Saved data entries

============

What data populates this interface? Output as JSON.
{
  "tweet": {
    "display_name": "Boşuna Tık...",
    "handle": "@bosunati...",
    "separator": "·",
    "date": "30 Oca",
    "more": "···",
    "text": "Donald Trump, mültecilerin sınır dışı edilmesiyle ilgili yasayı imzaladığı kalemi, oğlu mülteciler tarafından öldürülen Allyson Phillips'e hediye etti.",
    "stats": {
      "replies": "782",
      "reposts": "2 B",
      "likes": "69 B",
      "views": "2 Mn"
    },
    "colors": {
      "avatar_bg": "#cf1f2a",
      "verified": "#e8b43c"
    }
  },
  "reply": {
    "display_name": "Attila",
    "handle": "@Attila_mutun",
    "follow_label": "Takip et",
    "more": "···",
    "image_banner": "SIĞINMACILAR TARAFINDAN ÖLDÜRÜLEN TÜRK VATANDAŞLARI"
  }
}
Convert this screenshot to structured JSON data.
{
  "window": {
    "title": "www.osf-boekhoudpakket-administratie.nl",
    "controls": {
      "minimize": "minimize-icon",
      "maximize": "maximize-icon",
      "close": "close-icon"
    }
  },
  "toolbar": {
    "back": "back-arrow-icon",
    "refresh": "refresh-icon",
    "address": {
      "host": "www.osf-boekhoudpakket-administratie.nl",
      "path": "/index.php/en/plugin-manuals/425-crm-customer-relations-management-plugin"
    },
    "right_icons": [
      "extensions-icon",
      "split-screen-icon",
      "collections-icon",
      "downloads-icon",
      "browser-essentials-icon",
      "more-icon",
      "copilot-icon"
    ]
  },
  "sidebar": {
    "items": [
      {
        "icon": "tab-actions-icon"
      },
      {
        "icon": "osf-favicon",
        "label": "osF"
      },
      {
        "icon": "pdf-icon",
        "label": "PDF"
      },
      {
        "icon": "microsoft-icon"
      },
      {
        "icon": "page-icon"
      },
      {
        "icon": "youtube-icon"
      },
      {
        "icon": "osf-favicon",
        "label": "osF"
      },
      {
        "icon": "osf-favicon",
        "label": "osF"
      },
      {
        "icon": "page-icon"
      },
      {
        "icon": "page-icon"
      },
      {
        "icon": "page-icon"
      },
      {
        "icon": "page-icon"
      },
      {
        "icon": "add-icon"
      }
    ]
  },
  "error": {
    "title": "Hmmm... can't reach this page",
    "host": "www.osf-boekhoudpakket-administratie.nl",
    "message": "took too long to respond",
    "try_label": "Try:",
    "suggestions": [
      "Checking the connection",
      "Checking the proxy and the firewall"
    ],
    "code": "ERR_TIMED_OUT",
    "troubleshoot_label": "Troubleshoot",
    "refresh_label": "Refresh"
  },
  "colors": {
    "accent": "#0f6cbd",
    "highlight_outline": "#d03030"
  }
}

============

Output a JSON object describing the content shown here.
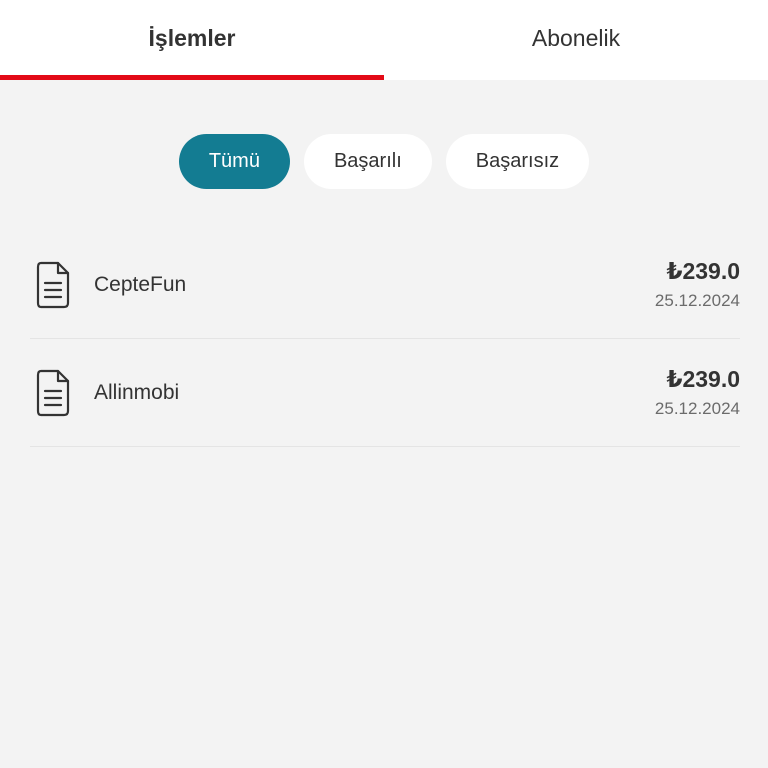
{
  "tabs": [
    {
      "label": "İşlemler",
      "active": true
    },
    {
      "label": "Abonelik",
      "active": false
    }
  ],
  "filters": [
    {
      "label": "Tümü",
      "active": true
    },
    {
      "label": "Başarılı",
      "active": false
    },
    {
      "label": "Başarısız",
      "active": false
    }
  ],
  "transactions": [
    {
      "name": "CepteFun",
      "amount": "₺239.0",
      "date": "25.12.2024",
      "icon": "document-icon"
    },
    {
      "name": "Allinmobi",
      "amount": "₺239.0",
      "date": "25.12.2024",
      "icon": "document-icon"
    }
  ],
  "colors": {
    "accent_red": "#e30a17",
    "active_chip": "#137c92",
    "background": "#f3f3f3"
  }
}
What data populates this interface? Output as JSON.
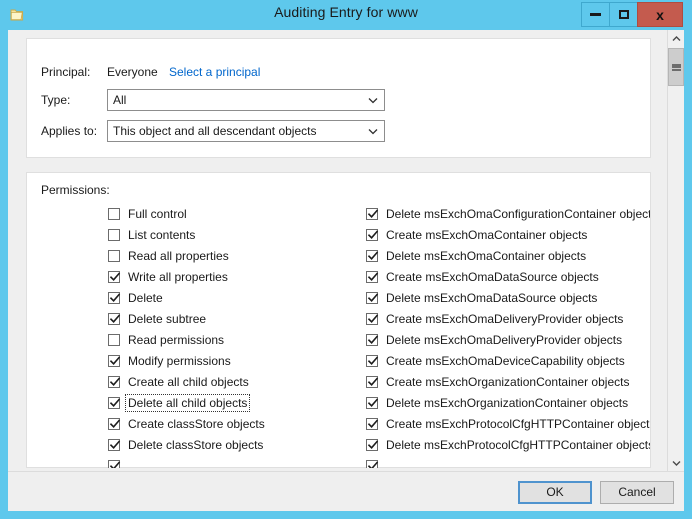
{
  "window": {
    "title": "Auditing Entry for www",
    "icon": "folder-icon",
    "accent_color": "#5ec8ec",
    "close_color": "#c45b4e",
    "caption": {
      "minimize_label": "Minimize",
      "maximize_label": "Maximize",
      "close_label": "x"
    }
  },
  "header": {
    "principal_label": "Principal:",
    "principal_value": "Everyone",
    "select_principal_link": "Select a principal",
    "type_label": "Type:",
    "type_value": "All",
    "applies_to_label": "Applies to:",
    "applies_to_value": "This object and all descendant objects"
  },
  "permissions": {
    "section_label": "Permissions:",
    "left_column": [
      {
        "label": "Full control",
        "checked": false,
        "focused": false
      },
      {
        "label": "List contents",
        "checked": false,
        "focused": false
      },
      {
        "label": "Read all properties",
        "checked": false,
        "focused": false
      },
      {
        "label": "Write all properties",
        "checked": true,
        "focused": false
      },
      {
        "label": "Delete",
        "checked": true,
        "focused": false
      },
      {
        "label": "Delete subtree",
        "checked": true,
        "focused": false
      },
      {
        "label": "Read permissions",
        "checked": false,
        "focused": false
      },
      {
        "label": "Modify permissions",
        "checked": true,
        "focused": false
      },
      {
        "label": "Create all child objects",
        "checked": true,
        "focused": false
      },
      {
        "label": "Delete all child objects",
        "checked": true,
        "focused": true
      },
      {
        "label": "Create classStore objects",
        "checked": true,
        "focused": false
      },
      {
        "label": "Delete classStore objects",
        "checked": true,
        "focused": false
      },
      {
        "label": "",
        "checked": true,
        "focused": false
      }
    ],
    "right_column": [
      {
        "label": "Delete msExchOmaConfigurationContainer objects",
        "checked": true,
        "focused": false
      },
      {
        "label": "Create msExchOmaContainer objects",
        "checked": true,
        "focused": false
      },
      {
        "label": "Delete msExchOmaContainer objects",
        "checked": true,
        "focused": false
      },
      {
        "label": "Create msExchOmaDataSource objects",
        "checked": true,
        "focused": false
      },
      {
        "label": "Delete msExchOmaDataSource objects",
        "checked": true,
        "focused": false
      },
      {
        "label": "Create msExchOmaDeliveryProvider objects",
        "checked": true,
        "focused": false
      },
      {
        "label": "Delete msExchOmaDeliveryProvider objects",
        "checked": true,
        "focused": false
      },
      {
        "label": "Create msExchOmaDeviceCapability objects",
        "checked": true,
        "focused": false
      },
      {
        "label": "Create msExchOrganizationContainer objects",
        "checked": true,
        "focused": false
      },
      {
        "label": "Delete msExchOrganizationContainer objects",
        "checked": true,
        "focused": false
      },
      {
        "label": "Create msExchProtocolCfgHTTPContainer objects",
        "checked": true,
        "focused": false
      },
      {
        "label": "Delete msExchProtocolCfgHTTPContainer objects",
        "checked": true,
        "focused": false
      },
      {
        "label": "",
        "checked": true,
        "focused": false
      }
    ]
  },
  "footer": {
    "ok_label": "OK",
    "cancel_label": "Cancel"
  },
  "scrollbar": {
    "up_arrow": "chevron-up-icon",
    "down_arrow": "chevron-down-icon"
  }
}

============

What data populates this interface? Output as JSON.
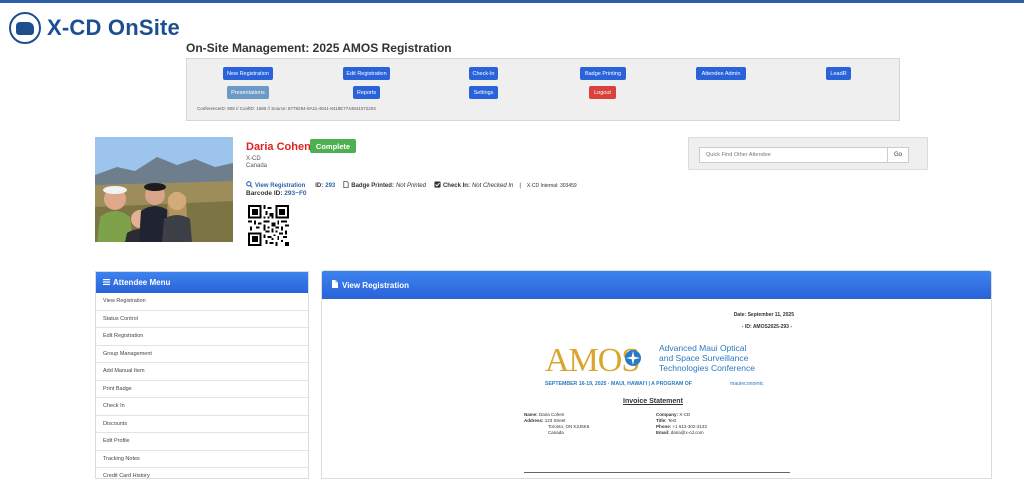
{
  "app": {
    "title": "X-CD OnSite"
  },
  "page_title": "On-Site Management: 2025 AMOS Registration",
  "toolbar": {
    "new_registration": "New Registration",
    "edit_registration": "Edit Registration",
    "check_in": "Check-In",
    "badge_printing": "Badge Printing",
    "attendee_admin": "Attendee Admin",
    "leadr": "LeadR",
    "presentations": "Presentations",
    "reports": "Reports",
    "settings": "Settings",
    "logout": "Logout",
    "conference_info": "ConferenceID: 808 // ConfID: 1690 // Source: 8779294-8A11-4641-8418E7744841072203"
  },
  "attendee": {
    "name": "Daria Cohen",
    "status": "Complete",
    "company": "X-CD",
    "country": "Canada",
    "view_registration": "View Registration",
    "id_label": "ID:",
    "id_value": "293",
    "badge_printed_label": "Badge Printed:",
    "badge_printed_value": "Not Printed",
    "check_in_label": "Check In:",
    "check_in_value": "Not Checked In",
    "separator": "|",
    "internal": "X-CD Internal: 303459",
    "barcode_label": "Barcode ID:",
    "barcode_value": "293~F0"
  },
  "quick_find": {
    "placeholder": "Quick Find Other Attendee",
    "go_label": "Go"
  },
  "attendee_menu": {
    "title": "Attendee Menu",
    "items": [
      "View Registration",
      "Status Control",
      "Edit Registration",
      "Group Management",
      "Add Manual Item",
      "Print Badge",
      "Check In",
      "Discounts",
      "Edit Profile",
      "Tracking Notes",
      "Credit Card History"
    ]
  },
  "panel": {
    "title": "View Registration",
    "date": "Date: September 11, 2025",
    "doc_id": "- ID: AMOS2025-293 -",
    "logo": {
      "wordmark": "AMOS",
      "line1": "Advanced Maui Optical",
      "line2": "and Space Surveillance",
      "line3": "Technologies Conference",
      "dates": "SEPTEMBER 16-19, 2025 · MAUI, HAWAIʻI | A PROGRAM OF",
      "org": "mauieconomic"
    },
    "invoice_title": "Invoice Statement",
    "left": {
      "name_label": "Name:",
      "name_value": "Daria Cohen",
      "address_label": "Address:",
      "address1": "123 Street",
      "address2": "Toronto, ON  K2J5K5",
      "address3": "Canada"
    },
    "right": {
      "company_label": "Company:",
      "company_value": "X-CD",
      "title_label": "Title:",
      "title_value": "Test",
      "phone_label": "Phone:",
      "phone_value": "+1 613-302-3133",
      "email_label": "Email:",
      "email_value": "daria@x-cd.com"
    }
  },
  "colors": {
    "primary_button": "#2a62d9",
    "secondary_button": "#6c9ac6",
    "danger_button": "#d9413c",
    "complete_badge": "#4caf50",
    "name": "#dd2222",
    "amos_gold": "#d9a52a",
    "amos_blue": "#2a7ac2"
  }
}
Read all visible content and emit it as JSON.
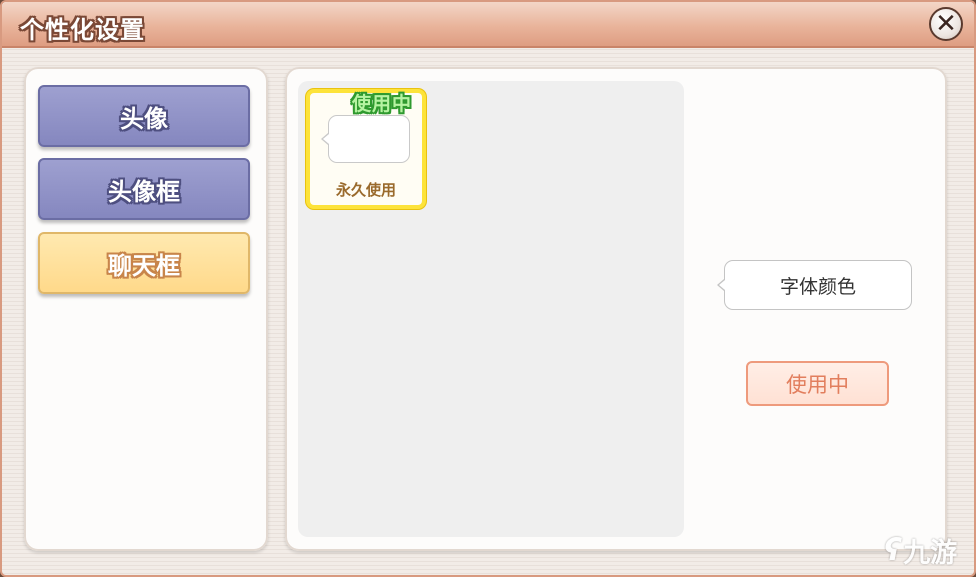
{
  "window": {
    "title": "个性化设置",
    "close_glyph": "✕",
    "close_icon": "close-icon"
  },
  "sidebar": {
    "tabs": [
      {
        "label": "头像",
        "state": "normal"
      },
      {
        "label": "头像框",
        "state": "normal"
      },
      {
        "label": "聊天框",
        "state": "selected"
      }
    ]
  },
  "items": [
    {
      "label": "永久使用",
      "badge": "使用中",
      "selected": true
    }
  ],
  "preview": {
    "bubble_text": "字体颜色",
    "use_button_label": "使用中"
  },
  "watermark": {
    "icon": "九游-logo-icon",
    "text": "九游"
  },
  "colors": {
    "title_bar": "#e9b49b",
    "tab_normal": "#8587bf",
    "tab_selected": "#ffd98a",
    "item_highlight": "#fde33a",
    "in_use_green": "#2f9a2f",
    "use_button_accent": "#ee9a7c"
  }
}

============

= REQUIREMENT =
Which lines hold the word "administratie"? Copy all of them.

= TASK RESULT =
    "title": "www.osf-boekhoudpakket-administratie.nl",
      "host": "www.osf-boekhoudpakket-administratie.nl",
    "host": "www.osf-boekhoudpakket-administratie.nl",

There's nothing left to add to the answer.